--- Start of DATA SUPPLIED ---

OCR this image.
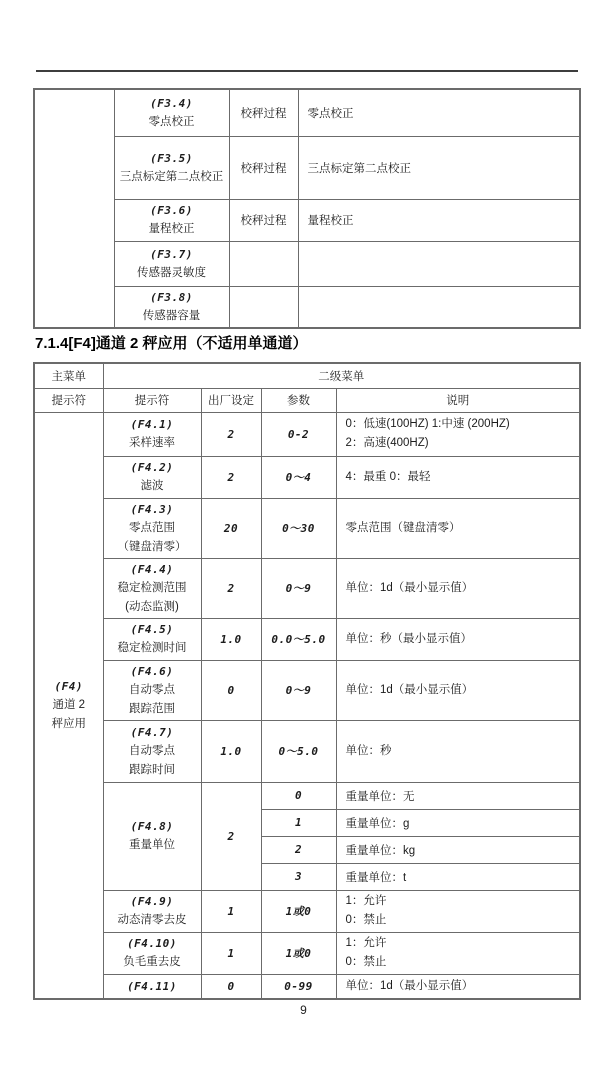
	(F3.4)
零点校正	校秤过程	零点校正

	(F3.5)
三点标定第二点校正	校秤过程	三点标定第二点校正

	(F3.6)
量程校正	校秤过程	量程校正

	(F3.7)
传感器灵敏度		

	(F3.8)
传感器容量		

7.1.4[F4]通道 2 秤应用（不适用单通道）
主菜单	二级菜单			
提示符	提示符	出厂设定	参数	说明

(F4)
通道 2
秤应用

(F4.1)
采样速率
	2	0-2	
0：低速(100HZ) 1:中速 (200HZ)
2：高速(400HZ)

	(F4.2)
滤波	2	0～4	4：最重 0：最轻

	(F4.3)
零点范围
（键盘清零）	20	0～30	零点范围（键盘清零）

	(F4.4)
稳定检测范围
(动态监测)	2	0～9	单位：1d（最小显示值）

	(F4.5)
稳定检测时间	1.0	0.0～5.0	单位：秒（最小显示值）

	(F4.6)
自动零点
跟踪范围	0	0～9	单位：1d（最小显示值）

	(F4.7)
自动零点
跟踪时间	1.0	0～5.0	单位：秒

	(F4.8)
重量单位	2	0	重量单位：无
			1	重量单位：g
			2	重量单位：kg
			3	重量单位：t

(F4.9)
动态清零去皮
	1	1或0	
1：允许
0：禁止

(F4.10)
负毛重去皮
	1	1或0	
1：允许
0：禁止

	(F4.11)	0	0-99	单位：1d（最小显示值）
9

--- End of DATA SUPPLIED ---

**PROBLEM**
Copy each line of the records above that carries the word "最小显示值".

**COMPLETE OUTPUT**
(动态监测)	2	0～9	单位：1d（最小显示值）
稳定检测时间	1.0	0.0～5.0	单位：秒（最小显示值）
跟踪范围	0	0～9	单位：1d（最小显示值）
	(F4.11)	0	0-99	单位：1d（最小显示值）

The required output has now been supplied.